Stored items
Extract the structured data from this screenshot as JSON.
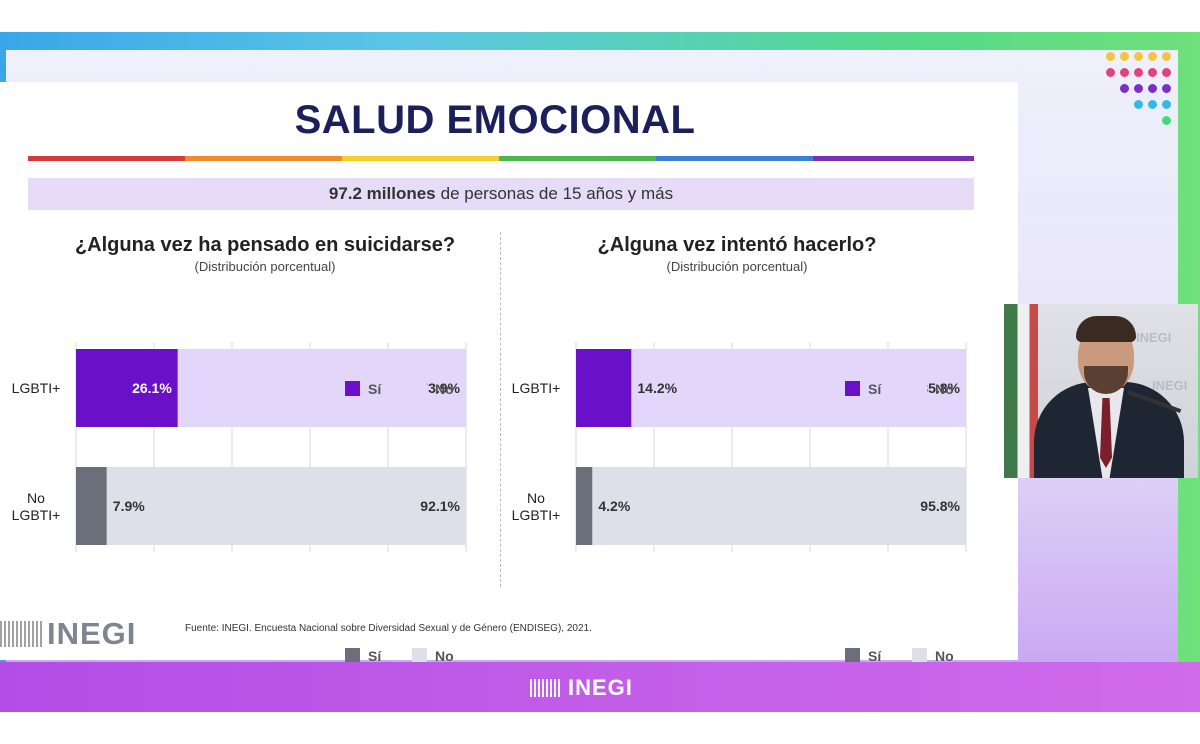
{
  "slide": {
    "title": "SALUD EMOCIONAL",
    "subtitle_bold": "97.2 millones",
    "subtitle_rest": "de personas de 15 años y más",
    "source": "Fuente:  INEGI. Encuesta Nacional sobre Diversidad Sexual y de Género (ENDISEG), 2021.",
    "logo_text": "INEGI"
  },
  "broadcast": {
    "bottom_logo_text": "INEGI",
    "watermark_text": "INEGI"
  },
  "colors": {
    "si_lgbti": "#6a10c9",
    "no_lgbti": "#e3d6fb",
    "si_nolgbti": "#6b6f7b",
    "no_nolgbti": "#dde0e8",
    "title": "#1b1f5c"
  },
  "chart_data": [
    {
      "type": "bar",
      "orientation": "horizontal",
      "stacked": true,
      "title": "¿Alguna vez ha pensado en suicidarse?",
      "subtitle": "(Distribución porcentual)",
      "categories": [
        "LGBTI+",
        "No LGBTI+"
      ],
      "series": [
        {
          "name": "Sí",
          "values": [
            26.1,
            7.9
          ]
        },
        {
          "name": "No",
          "values": [
            73.9,
            92.1
          ]
        }
      ],
      "labels": [
        [
          "26.1%",
          "73.9%"
        ],
        [
          "7.9%",
          "92.1%"
        ]
      ],
      "xlim": [
        0,
        100
      ],
      "grid": true,
      "legend": "top-right and bottom-right"
    },
    {
      "type": "bar",
      "orientation": "horizontal",
      "stacked": true,
      "title": "¿Alguna vez intentó hacerlo?",
      "subtitle": "(Distribución porcentual)",
      "categories": [
        "LGBTI+",
        "No LGBTI+"
      ],
      "series": [
        {
          "name": "Sí",
          "values": [
            14.2,
            4.2
          ]
        },
        {
          "name": "No",
          "values": [
            85.8,
            95.8
          ]
        }
      ],
      "labels": [
        [
          "14.2%",
          "85.8%"
        ],
        [
          "4.2%",
          "95.8%"
        ]
      ],
      "xlim": [
        0,
        100
      ],
      "grid": true,
      "legend": "top-right and bottom-right"
    }
  ]
}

Challenge
Each entry should be repeated exactly as it appears; the pictures stay out.

Finished task
Extract the structured data from this screenshot as JSON.
{
  "slide": {
    "title": "SALUD EMOCIONAL",
    "subtitle_bold": "97.2 millones",
    "subtitle_rest": "de personas de 15 años y más",
    "source": "Fuente:  INEGI. Encuesta Nacional sobre Diversidad Sexual y de Género (ENDISEG), 2021.",
    "logo_text": "INEGI"
  },
  "broadcast": {
    "bottom_logo_text": "INEGI",
    "watermark_text": "INEGI"
  },
  "colors": {
    "si_lgbti": "#6a10c9",
    "no_lgbti": "#e3d6fb",
    "si_nolgbti": "#6b6f7b",
    "no_nolgbti": "#dde0e8",
    "title": "#1b1f5c"
  },
  "chart_data": [
    {
      "type": "bar",
      "orientation": "horizontal",
      "stacked": true,
      "title": "¿Alguna vez ha pensado en suicidarse?",
      "subtitle": "(Distribución porcentual)",
      "categories": [
        "LGBTI+",
        "No LGBTI+"
      ],
      "series": [
        {
          "name": "Sí",
          "values": [
            26.1,
            7.9
          ]
        },
        {
          "name": "No",
          "values": [
            73.9,
            92.1
          ]
        }
      ],
      "labels": [
        [
          "26.1%",
          "73.9%"
        ],
        [
          "7.9%",
          "92.1%"
        ]
      ],
      "xlim": [
        0,
        100
      ],
      "grid": true,
      "legend": "top-right and bottom-right"
    },
    {
      "type": "bar",
      "orientation": "horizontal",
      "stacked": true,
      "title": "¿Alguna vez intentó hacerlo?",
      "subtitle": "(Distribución porcentual)",
      "categories": [
        "LGBTI+",
        "No LGBTI+"
      ],
      "series": [
        {
          "name": "Sí",
          "values": [
            14.2,
            4.2
          ]
        },
        {
          "name": "No",
          "values": [
            85.8,
            95.8
          ]
        }
      ],
      "labels": [
        [
          "14.2%",
          "85.8%"
        ],
        [
          "4.2%",
          "95.8%"
        ]
      ],
      "xlim": [
        0,
        100
      ],
      "grid": true,
      "legend": "top-right and bottom-right"
    }
  ]
}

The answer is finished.